**Stated problem 1:** Print the stretch of the client letter below from "Fourth Quarter 2016 Letter" through "highs in December.".
**Stated problem 2:** In the client letter below, which three indices reached record highs in December?

Fourth Quarter 2016 Letter to Clients
The New Year arrives to find U.S. stocks in the midst of one of the more robust and unexpected market rallies in recent years. With the uncertainty surrounding the U.S. Presidential election resolved in early November, stocks surged upward during the last half of Fourth Quarter 2016 and never looked back. The Dow Jones Industrial Average, S&P 500 and Russell 2000 (small stock) indices all enjoyed substantial gains to close out the year, with all three reaching record highs in December.
Predictably, the talking heads on Wall Street are now wringing their hands that the market is “overvalued,” a term that implies stocks have gotten ahead of themselves and are due for a fall. A quick Google search on this subject is instructive – because it shows such articles appearing every year going back to the 2008-09 bear market. (There were even articles arguing that stocks were overvalued at the Dow’s low point of 6,627 in March 2009!).

**Records supplied:**
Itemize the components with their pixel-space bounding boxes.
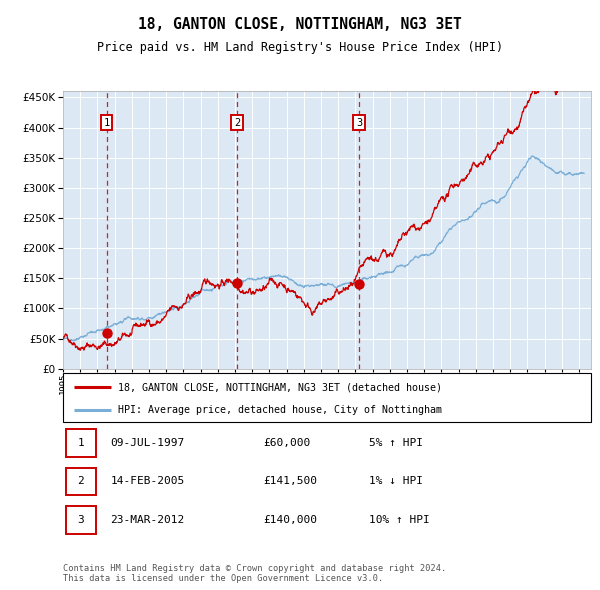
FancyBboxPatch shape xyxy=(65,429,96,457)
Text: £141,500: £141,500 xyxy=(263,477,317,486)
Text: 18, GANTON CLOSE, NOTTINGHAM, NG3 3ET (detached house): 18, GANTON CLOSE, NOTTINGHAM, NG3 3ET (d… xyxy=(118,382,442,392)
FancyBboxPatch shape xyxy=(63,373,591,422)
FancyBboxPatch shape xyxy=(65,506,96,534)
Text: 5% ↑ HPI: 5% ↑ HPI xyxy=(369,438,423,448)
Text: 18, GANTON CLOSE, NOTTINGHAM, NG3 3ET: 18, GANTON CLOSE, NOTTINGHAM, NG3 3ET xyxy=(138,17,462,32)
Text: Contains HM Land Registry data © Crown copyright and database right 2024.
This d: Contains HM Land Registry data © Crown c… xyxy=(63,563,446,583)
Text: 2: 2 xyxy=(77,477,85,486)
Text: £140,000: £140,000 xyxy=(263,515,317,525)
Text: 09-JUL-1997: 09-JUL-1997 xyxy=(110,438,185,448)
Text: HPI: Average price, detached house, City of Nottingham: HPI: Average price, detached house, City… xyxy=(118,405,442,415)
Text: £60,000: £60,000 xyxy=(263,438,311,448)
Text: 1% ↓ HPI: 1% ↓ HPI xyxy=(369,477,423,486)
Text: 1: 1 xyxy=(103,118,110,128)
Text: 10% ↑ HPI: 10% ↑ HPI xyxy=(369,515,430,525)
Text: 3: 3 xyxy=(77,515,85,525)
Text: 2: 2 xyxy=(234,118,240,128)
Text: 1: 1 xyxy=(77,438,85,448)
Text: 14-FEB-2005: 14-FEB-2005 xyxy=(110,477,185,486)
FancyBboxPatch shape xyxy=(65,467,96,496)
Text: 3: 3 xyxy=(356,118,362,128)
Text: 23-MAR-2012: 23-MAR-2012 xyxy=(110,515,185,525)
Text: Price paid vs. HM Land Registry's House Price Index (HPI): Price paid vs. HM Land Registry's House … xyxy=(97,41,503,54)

**Full response 1:**
Fourth Quarter 2016 Letter to Clients
The New Year arrives to find U.S. stocks in the midst of one of the more robust and unexpected market rallies in recent years. With the uncertainty surrounding the U.S. Presidential election resolved in early November, stocks surged upward during the last half of Fourth Quarter 2016 and never looked back. The Dow Jones Industrial Average, S&P 500 and Russell 2000 (small stock) indices all enjoyed substantial gains to close out the year, with all three reaching record highs in December.

**Full response 2:** The Dow Jones Industrial Average, the S&P 500 and the Russell 2000.